THE PROBLEM
Your task is to restate the data word for word.

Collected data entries
((

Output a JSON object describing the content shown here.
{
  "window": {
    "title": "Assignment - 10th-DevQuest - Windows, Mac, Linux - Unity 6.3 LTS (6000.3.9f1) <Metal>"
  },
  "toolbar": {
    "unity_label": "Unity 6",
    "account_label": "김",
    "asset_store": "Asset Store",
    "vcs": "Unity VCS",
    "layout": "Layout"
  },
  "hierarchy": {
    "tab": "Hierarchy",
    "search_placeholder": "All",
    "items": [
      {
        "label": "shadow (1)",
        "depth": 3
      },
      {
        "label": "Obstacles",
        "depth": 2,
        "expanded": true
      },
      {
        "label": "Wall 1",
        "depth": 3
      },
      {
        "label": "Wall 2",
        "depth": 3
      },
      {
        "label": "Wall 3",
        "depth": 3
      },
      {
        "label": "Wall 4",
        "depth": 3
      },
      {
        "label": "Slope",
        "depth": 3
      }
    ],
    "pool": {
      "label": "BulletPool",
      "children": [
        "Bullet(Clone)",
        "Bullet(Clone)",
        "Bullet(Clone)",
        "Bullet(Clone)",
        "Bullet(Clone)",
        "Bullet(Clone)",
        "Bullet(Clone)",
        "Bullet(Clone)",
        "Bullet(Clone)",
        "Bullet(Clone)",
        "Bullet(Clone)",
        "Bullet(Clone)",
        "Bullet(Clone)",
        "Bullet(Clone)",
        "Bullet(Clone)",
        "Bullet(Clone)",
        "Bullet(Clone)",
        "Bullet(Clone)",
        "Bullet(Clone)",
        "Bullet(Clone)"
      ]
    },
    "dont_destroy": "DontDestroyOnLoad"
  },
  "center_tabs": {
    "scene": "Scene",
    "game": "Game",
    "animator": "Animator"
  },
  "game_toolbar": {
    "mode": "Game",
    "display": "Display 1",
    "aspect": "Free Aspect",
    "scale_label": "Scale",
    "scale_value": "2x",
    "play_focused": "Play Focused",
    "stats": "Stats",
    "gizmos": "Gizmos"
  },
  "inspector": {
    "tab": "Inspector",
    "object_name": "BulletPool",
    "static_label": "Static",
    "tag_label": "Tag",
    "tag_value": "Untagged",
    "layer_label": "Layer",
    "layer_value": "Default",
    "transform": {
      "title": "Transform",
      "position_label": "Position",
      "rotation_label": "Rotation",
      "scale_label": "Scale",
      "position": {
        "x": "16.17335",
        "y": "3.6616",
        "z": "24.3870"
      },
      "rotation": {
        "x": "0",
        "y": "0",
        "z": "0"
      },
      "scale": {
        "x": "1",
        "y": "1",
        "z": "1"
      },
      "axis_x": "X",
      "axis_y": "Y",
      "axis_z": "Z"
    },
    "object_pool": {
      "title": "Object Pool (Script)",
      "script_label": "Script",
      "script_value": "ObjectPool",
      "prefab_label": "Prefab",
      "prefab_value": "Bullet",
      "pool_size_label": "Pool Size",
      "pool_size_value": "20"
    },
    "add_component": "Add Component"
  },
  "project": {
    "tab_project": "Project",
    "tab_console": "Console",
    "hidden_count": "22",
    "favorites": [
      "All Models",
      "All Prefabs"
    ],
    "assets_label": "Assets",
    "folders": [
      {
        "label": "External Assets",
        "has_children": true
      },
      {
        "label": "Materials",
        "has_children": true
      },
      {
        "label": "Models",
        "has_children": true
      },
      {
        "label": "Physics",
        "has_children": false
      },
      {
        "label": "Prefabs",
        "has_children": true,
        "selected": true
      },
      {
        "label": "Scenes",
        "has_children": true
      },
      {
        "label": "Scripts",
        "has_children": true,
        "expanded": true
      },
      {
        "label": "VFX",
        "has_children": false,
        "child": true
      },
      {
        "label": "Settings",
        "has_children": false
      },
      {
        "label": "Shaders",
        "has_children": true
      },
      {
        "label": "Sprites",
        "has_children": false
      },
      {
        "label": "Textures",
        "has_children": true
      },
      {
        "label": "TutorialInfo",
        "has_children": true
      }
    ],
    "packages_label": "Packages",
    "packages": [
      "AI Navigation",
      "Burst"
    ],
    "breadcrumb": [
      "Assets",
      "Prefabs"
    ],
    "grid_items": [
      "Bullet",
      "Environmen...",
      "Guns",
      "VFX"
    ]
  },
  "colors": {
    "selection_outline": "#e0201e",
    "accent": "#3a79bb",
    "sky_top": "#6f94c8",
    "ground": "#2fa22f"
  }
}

))

WORKED SOLUTION
Output a JSON object describing the content shown here.
{
  "window": {
    "title": "Assignment - 10th-DevQuest - Windows, Mac, Linux - Unity 6.3 LTS (6000.3.9f1) <Metal>"
  },
  "toolbar": {
    "unity_label": "Unity 6",
    "account_label": "김",
    "asset_store": "Asset Store",
    "vcs": "Unity VCS",
    "layout": "Layout"
  },
  "hierarchy": {
    "tab": "Hierarchy",
    "search_placeholder": "All",
    "items": [
      {
        "label": "shadow (1)",
        "depth": 3
      },
      {
        "label": "Obstacles",
        "depth": 2,
        "expanded": true
      },
      {
        "label": "Wall 1",
        "depth": 3
      },
      {
        "label": "Wall 2",
        "depth": 3
      },
      {
        "label": "Wall 3",
        "depth": 3
      },
      {
        "label": "Wall 4",
        "depth": 3
      },
      {
        "label": "Slope",
        "depth": 3
      }
    ],
    "pool": {
      "label": "BulletPool",
      "children": [
        "Bullet(Clone)",
        "Bullet(Clone)",
        "Bullet(Clone)",
        "Bullet(Clone)",
        "Bullet(Clone)",
        "Bullet(Clone)",
        "Bullet(Clone)",
        "Bullet(Clone)",
        "Bullet(Clone)",
        "Bullet(Clone)",
        "Bullet(Clone)",
        "Bullet(Clone)",
        "Bullet(Clone)",
        "Bullet(Clone)",
        "Bullet(Clone)",
        "Bullet(Clone)",
        "Bullet(Clone)",
        "Bullet(Clone)",
        "Bullet(Clone)",
        "Bullet(Clone)"
      ]
    },
    "dont_destroy": "DontDestroyOnLoad"
  },
  "center_tabs": {
    "scene": "Scene",
    "game": "Game",
    "animator": "Animator"
  },
  "game_toolbar": {
    "mode": "Game",
    "display": "Display 1",
    "aspect": "Free Aspect",
    "scale_label": "Scale",
    "scale_value": "2x",
    "play_focused": "Play Focused",
    "stats": "Stats",
    "gizmos": "Gizmos"
  },
  "inspector": {
    "tab": "Inspector",
    "object_name": "BulletPool",
    "static_label": "Static",
    "tag_label": "Tag",
    "tag_value": "Untagged",
    "layer_label": "Layer",
    "layer_value": "Default",
    "transform": {
      "title": "Transform",
      "position_label": "Position",
      "rotation_label": "Rotation",
      "scale_label": "Scale",
      "position": {
        "x": "16.17335",
        "y": "3.6616",
        "z": "24.3870"
      },
      "rotation": {
        "x": "0",
        "y": "0",
        "z": "0"
      },
      "scale": {
        "x": "1",
        "y": "1",
        "z": "1"
      },
      "axis_x": "X",
      "axis_y": "Y",
      "axis_z": "Z"
    },
    "object_pool": {
      "title": "Object Pool (Script)",
      "script_label": "Script",
      "script_value": "ObjectPool",
      "prefab_label": "Prefab",
      "prefab_value": "Bullet",
      "pool_size_label": "Pool Size",
      "pool_size_value": "20"
    },
    "add_component": "Add Component"
  },
  "project": {
    "tab_project": "Project",
    "tab_console": "Console",
    "hidden_count": "22",
    "favorites": [
      "All Models",
      "All Prefabs"
    ],
    "assets_label": "Assets",
    "folders": [
      {
        "label": "External Assets",
        "has_children": true
      },
      {
        "label": "Materials",
        "has_children": true
      },
      {
        "label": "Models",
        "has_children": true
      },
      {
        "label": "Physics",
        "has_children": false
      },
      {
        "label": "Prefabs",
        "has_children": true,
        "selected": true
      },
      {
        "label": "Scenes",
        "has_children": true
      },
      {
        "label": "Scripts",
        "has_children": true,
        "expanded": true
      },
      {
        "label": "VFX",
        "has_children": false,
        "child": true
      },
      {
        "label": "Settings",
        "has_children": false
      },
      {
        "label": "Shaders",
        "has_children": true
      },
      {
        "label": "Sprites",
        "has_children": false
      },
      {
        "label": "Textures",
        "has_children": true
      },
      {
        "label": "TutorialInfo",
        "has_children": true
      }
    ],
    "packages_label": "Packages",
    "packages": [
      "AI Navigation",
      "Burst"
    ],
    "breadcrumb": [
      "Assets",
      "Prefabs"
    ],
    "grid_items": [
      "Bullet",
      "Environmen...",
      "Guns",
      "VFX"
    ]
  },
  "colors": {
    "selection_outline": "#e0201e",
    "accent": "#3a79bb",
    "sky_top": "#6f94c8",
    "ground": "#2fa22f"
  }
}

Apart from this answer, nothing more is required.